> EXERCISE BRIEF
Give back the full material, exactly as it reads.

[Extracted records]
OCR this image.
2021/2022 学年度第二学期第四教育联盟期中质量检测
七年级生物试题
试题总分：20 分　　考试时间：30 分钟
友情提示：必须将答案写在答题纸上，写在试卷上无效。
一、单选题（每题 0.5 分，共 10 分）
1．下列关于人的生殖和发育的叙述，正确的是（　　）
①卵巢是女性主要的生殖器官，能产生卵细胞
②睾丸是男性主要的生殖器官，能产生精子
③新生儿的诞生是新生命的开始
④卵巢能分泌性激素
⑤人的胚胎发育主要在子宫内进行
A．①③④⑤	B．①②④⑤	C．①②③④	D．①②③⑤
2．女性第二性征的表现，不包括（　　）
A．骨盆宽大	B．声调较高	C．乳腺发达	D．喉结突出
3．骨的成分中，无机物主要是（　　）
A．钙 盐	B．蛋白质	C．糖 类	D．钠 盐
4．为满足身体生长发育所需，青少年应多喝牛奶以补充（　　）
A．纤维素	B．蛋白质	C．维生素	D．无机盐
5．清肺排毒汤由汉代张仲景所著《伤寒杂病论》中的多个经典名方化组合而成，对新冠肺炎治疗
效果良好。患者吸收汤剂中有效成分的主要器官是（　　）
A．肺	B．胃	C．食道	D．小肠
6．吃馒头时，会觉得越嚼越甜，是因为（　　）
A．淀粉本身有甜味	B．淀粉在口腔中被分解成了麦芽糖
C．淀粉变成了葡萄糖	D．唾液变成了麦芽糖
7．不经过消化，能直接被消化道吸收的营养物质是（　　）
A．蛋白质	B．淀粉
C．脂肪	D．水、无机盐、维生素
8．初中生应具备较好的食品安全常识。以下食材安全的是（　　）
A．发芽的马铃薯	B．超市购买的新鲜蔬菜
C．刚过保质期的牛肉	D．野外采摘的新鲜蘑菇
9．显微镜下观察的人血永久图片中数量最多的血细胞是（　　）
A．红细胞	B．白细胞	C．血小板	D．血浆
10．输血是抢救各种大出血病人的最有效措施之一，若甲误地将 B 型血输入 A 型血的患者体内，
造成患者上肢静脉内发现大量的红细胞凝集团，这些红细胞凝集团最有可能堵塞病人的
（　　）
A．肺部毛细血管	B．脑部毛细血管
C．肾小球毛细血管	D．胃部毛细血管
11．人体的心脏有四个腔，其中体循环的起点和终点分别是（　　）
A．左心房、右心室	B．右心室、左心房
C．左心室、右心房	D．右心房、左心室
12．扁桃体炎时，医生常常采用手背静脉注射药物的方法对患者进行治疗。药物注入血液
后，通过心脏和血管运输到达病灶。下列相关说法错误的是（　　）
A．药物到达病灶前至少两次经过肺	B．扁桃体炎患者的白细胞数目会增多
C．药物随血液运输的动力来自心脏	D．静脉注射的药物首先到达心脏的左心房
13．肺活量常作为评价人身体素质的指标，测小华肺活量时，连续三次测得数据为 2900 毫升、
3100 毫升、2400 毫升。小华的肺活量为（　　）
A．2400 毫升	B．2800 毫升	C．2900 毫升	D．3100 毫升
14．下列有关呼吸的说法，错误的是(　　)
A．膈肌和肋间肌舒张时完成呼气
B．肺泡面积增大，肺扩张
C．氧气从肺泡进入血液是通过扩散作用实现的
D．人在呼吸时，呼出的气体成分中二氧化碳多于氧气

> COMPLETE ANSWER
OCR this image.
2021/2022 学年度第二学期第四教育联盟期中质量检测
七年级生物试题
试题总分：20 分　　考试时间：30 分钟
友情提示：必须将答案写在答题纸上，写在试卷上无效。
一、单选题（每题 0.5 分，共 10 分）
1．下列关于人的生殖和发育的叙述，正确的是（　　）
①卵巢是女性主要的生殖器官，能产生卵细胞
②睾丸是男性主要的生殖器官，能产生精子
③新生儿的诞生是新生命的开始
④卵巢能分泌性激素
⑤人的胚胎发育主要在子宫内进行
A．①③④⑤	B．①②④⑤	C．①②③④	D．①②③⑤
2．女性第二性征的表现，不包括（　　）
A．骨盆宽大	B．声调较高	C．乳腺发达	D．喉结突出
3．骨的成分中，无机物主要是（　　）
A．钙 盐	B．蛋白质	C．糖 类	D．钠 盐
4．为满足身体生长发育所需，青少年应多喝牛奶以补充（　　）
A．纤维素	B．蛋白质	C．维生素	D．无机盐
5．清肺排毒汤由汉代张仲景所著《伤寒杂病论》中的多个经典名方化组合而成，对新冠肺炎治疗
效果良好。患者吸收汤剂中有效成分的主要器官是（　　）
A．肺	B．胃	C．食道	D．小肠
6．吃馒头时，会觉得越嚼越甜，是因为（　　）
A．淀粉本身有甜味	B．淀粉在口腔中被分解成了麦芽糖
C．淀粉变成了葡萄糖	D．唾液变成了麦芽糖
7．不经过消化，能直接被消化道吸收的营养物质是（　　）
A．蛋白质	B．淀粉
C．脂肪	D．水、无机盐、维生素
8．初中生应具备较好的食品安全常识。以下食材安全的是（　　）
A．发芽的马铃薯	B．超市购买的新鲜蔬菜
C．刚过保质期的牛肉	D．野外采摘的新鲜蘑菇
9．显微镜下观察的人血永久图片中数量最多的血细胞是（　　）
A．红细胞	B．白细胞	C．血小板	D．血浆
10．输血是抢救各种大出血病人的最有效措施之一，若甲误地将 B 型血输入 A 型血的患者体内，
造成患者上肢静脉内发现大量的红细胞凝集团，这些红细胞凝集团最有可能堵塞病人的
（　　）
A．肺部毛细血管	B．脑部毛细血管
C．肾小球毛细血管	D．胃部毛细血管
11．人体的心脏有四个腔，其中体循环的起点和终点分别是（　　）
A．左心房、右心室	B．右心室、左心房
C．左心室、右心房	D．右心房、左心室
12．扁桃体炎时，医生常常采用手背静脉注射药物的方法对患者进行治疗。药物注入血液
后，通过心脏和血管运输到达病灶。下列相关说法错误的是（　　）
A．药物到达病灶前至少两次经过肺	B．扁桃体炎患者的白细胞数目会增多
C．药物随血液运输的动力来自心脏	D．静脉注射的药物首先到达心脏的左心房
13．肺活量常作为评价人身体素质的指标，测小华肺活量时，连续三次测得数据为 2900 毫升、
3100 毫升、2400 毫升。小华的肺活量为（　　）
A．2400 毫升	B．2800 毫升	C．2900 毫升	D．3100 毫升
14．下列有关呼吸的说法，错误的是(　　)
A．膈肌和肋间肌舒张时完成呼气
B．肺泡面积增大，肺扩张
C．氧气从肺泡进入血液是通过扩散作用实现的
D．人在呼吸时，呼出的气体成分中二氧化碳多于氧气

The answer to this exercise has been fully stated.